#### Stated goal:
Wherever the word "sound" shows up in a line, please copy that line.

===== Listed entries

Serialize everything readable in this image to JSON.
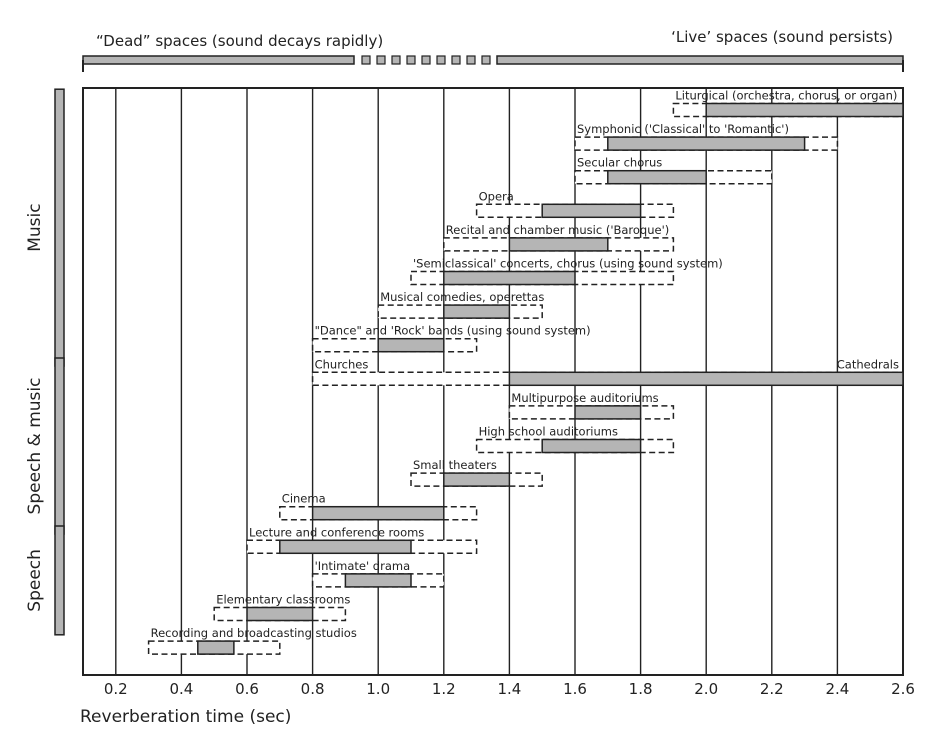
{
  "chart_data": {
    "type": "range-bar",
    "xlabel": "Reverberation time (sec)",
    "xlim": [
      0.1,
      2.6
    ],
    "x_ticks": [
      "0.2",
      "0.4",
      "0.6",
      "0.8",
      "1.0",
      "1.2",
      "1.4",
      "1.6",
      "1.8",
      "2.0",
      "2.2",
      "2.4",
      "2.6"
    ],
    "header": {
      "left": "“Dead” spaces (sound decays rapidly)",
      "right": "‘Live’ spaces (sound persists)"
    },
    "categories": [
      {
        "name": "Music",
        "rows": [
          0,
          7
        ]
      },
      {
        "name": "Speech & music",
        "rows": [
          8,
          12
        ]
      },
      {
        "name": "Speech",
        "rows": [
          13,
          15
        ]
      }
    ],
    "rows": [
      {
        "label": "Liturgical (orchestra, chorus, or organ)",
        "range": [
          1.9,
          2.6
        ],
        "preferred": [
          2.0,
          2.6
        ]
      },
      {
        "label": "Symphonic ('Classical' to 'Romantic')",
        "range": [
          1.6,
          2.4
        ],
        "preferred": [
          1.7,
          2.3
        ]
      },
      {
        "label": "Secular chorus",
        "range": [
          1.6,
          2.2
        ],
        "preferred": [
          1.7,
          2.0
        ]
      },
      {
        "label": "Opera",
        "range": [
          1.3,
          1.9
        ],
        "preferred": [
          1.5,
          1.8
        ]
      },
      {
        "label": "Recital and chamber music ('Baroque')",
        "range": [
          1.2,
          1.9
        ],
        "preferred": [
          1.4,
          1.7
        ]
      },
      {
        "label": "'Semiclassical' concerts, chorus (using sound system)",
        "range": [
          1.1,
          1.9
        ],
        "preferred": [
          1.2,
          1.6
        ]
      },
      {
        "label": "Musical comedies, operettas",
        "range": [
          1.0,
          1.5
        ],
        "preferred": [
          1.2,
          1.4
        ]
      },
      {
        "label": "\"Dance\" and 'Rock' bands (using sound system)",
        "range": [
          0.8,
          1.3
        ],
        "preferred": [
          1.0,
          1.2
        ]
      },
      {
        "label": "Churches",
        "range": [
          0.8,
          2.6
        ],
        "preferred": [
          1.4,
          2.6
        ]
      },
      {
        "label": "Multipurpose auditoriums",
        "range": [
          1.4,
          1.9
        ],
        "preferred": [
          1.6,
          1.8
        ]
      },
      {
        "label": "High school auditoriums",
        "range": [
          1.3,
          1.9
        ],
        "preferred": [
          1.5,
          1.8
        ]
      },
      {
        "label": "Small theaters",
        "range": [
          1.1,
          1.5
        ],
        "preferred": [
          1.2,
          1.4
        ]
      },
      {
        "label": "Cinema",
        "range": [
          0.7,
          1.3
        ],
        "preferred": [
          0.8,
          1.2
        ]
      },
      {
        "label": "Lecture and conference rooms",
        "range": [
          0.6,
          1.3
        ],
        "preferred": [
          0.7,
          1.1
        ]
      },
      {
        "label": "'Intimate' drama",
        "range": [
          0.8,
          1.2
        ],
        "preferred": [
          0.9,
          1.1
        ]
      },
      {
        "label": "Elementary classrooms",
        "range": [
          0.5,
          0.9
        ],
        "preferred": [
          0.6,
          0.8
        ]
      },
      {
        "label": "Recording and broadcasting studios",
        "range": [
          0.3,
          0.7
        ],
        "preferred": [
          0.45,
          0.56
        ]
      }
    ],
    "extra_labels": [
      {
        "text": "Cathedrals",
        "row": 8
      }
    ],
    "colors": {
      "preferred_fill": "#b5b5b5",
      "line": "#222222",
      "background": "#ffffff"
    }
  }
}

==========

#### Full response:
      "left": "“Dead” spaces (sound decays rapidly)",
      "right": "‘Live’ spaces (sound persists)"
        "label": "'Semiclassical' concerts, chorus (using sound system)",
        "label": "\"Dance\" and 'Rock' bands (using sound system)",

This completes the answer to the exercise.